> Element position data:
⁂
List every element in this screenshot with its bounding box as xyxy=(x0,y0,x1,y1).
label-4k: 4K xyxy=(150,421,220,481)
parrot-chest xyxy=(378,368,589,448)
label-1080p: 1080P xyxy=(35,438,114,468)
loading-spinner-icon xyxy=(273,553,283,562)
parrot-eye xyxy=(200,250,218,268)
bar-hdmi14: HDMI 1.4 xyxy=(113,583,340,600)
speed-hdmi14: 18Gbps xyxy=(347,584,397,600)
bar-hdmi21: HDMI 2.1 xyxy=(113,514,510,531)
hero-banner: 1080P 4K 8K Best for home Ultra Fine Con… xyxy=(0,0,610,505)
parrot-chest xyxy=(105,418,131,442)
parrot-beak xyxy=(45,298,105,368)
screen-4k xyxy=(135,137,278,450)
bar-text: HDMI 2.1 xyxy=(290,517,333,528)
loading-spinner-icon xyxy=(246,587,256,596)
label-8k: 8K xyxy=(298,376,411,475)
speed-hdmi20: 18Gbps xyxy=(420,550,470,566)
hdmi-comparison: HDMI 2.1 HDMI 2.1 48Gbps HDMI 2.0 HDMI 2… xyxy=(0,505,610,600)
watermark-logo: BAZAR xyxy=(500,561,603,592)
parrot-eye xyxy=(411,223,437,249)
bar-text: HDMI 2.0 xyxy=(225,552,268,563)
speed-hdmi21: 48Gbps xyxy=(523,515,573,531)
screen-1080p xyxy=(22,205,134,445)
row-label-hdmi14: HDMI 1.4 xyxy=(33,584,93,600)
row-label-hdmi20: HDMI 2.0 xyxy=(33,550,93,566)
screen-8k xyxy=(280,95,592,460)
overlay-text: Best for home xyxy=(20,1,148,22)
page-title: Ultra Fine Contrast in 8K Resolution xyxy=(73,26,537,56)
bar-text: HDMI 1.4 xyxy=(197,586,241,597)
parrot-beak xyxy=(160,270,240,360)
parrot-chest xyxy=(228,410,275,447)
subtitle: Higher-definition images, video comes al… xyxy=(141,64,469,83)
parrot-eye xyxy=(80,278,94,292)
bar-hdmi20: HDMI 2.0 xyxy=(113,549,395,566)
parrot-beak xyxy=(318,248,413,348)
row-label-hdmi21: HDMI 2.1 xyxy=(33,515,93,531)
⁂
> EXERCISE GOAL:
Please rewrite the listing with every "parrot-chest" replaced by "parrot-breast", leaving everything else unchanged.

> ANSWER FOR THE TASK:
List every element in this screenshot with its bounding box as xyxy=(x0,y0,x1,y1).
label-4k: 4K xyxy=(150,421,220,481)
parrot-breast xyxy=(378,368,589,448)
label-1080p: 1080P xyxy=(35,438,114,468)
loading-spinner-icon xyxy=(273,553,283,562)
parrot-eye xyxy=(200,250,218,268)
bar-hdmi14: HDMI 1.4 xyxy=(113,583,340,600)
speed-hdmi14: 18Gbps xyxy=(347,584,397,600)
bar-hdmi21: HDMI 2.1 xyxy=(113,514,510,531)
hero-banner: 1080P 4K 8K Best for home Ultra Fine Con… xyxy=(0,0,610,505)
parrot-breast xyxy=(105,418,131,442)
parrot-beak xyxy=(45,298,105,368)
screen-4k xyxy=(135,137,278,450)
bar-text: HDMI 2.1 xyxy=(290,517,333,528)
loading-spinner-icon xyxy=(246,587,256,596)
label-8k: 8K xyxy=(298,376,411,475)
speed-hdmi20: 18Gbps xyxy=(420,550,470,566)
hdmi-comparison: HDMI 2.1 HDMI 2.1 48Gbps HDMI 2.0 HDMI 2… xyxy=(0,505,610,600)
watermark-logo: BAZAR xyxy=(500,561,603,592)
parrot-eye xyxy=(411,223,437,249)
bar-text: HDMI 2.0 xyxy=(225,552,268,563)
speed-hdmi21: 48Gbps xyxy=(523,515,573,531)
screen-1080p xyxy=(22,205,134,445)
row-label-hdmi14: HDMI 1.4 xyxy=(33,584,93,600)
row-label-hdmi20: HDMI 2.0 xyxy=(33,550,93,566)
screen-8k xyxy=(280,95,592,460)
overlay-text: Best for home xyxy=(20,1,148,22)
page-title: Ultra Fine Contrast in 8K Resolution xyxy=(73,26,537,56)
bar-text: HDMI 1.4 xyxy=(197,586,241,597)
parrot-beak xyxy=(160,270,240,360)
parrot-breast xyxy=(228,410,275,447)
subtitle: Higher-definition images, video comes al… xyxy=(141,64,469,83)
parrot-eye xyxy=(80,278,94,292)
bar-hdmi20: HDMI 2.0 xyxy=(113,549,395,566)
parrot-beak xyxy=(318,248,413,348)
row-label-hdmi21: HDMI 2.1 xyxy=(33,515,93,531)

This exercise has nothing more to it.